╭─ Records for the exercise

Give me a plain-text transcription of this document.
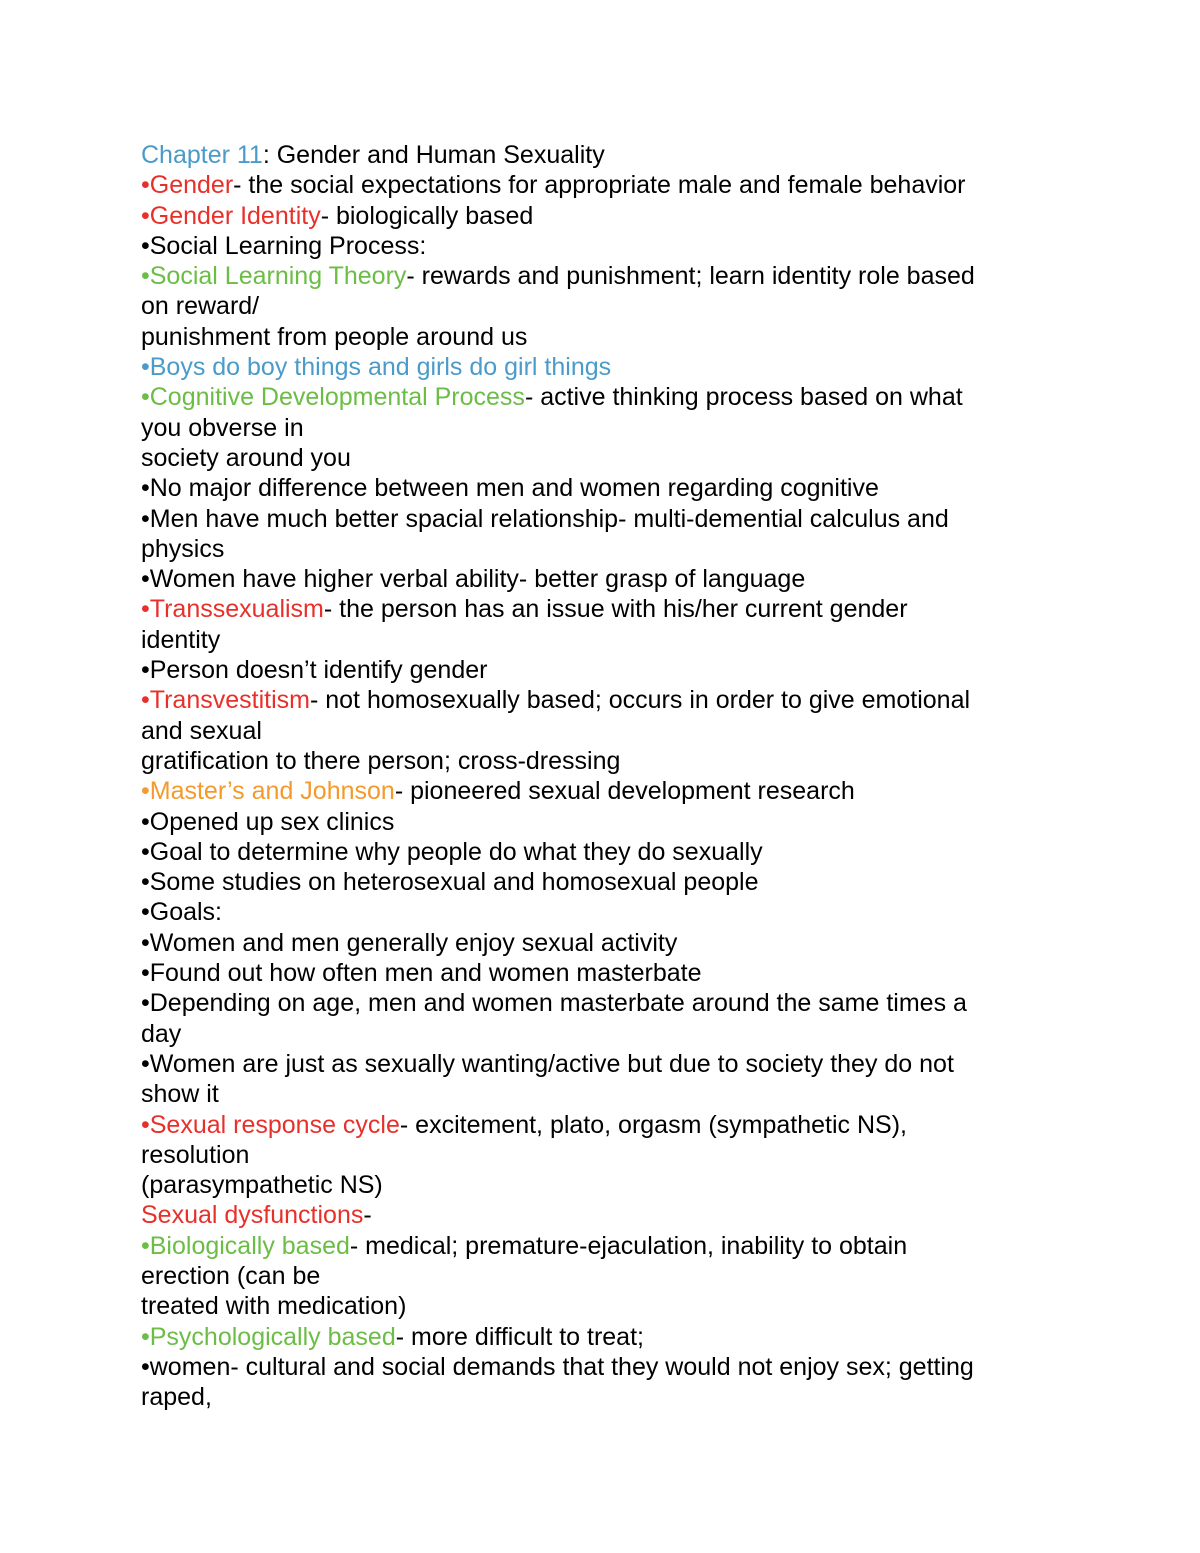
Chapter 11: Gender and Human Sexuality
•Gender- the social expectations for appropriate male and female behavior
•Gender Identity- biologically based
•Social Learning Process:
•Social Learning Theory- rewards and punishment; learn identity role based
on reward/
punishment from people around us
•Boys do boy things and girls do girl things
•Cognitive Developmental Process- active thinking process based on what
you obverse in
society around you
•No major difference between men and women regarding cognitive
•Men have much better spacial relationship- multi-demential calculus and
physics
•Women have higher verbal ability- better grasp of language
•Transsexualism- the person has an issue with his/her current gender
identity
•Person doesn’t identify gender
•Transvestitism- not homosexually based; occurs in order to give emotional
and sexual
gratification to there person; cross-dressing
•Master’s and Johnson- pioneered sexual development research
•Opened up sex clinics
•Goal to determine why people do what they do sexually
•Some studies on heterosexual and homosexual people
•Goals:
•Women and men generally enjoy sexual activity
•Found out how often men and women masterbate
•Depending on age, men and women masterbate around the same times a
day
•Women are just as sexually wanting/active but due to society they do not
show it
•Sexual response cycle- excitement, plato, orgasm (sympathetic NS),
resolution
(parasympathetic NS)
Sexual dysfunctions-
•Biologically based- medical; premature-ejaculation, inability to obtain
erection (can be
treated with medication)
•Psychologically based- more difficult to treat;
•women- cultural and social demands that they would not enjoy sex; getting
raped,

╰─

## To do
Reproduce the records verbatim, omitting all images they contain.

## The completed task
Give me a plain-text transcription of this document.
Chapter 11: Gender and Human Sexuality
•Gender- the social expectations for appropriate male and female behavior
•Gender Identity- biologically based
•Social Learning Process:
•Social Learning Theory- rewards and punishment; learn identity role based
on reward/
punishment from people around us
•Boys do boy things and girls do girl things
•Cognitive Developmental Process- active thinking process based on what
you obverse in
society around you
•No major difference between men and women regarding cognitive
•Men have much better spacial relationship- multi-demential calculus and
physics
•Women have higher verbal ability- better grasp of language
•Transsexualism- the person has an issue with his/her current gender
identity
•Person doesn’t identify gender
•Transvestitism- not homosexually based; occurs in order to give emotional
and sexual
gratification to there person; cross-dressing
•Master’s and Johnson- pioneered sexual development research
•Opened up sex clinics
•Goal to determine why people do what they do sexually
•Some studies on heterosexual and homosexual people
•Goals:
•Women and men generally enjoy sexual activity
•Found out how often men and women masterbate
•Depending on age, men and women masterbate around the same times a
day
•Women are just as sexually wanting/active but due to society they do not
show it
•Sexual response cycle- excitement, plato, orgasm (sympathetic NS),
resolution
(parasympathetic NS)
Sexual dysfunctions-
•Biologically based- medical; premature-ejaculation, inability to obtain
erection (can be
treated with medication)
•Psychologically based- more difficult to treat;
•women- cultural and social demands that they would not enjoy sex; getting
raped,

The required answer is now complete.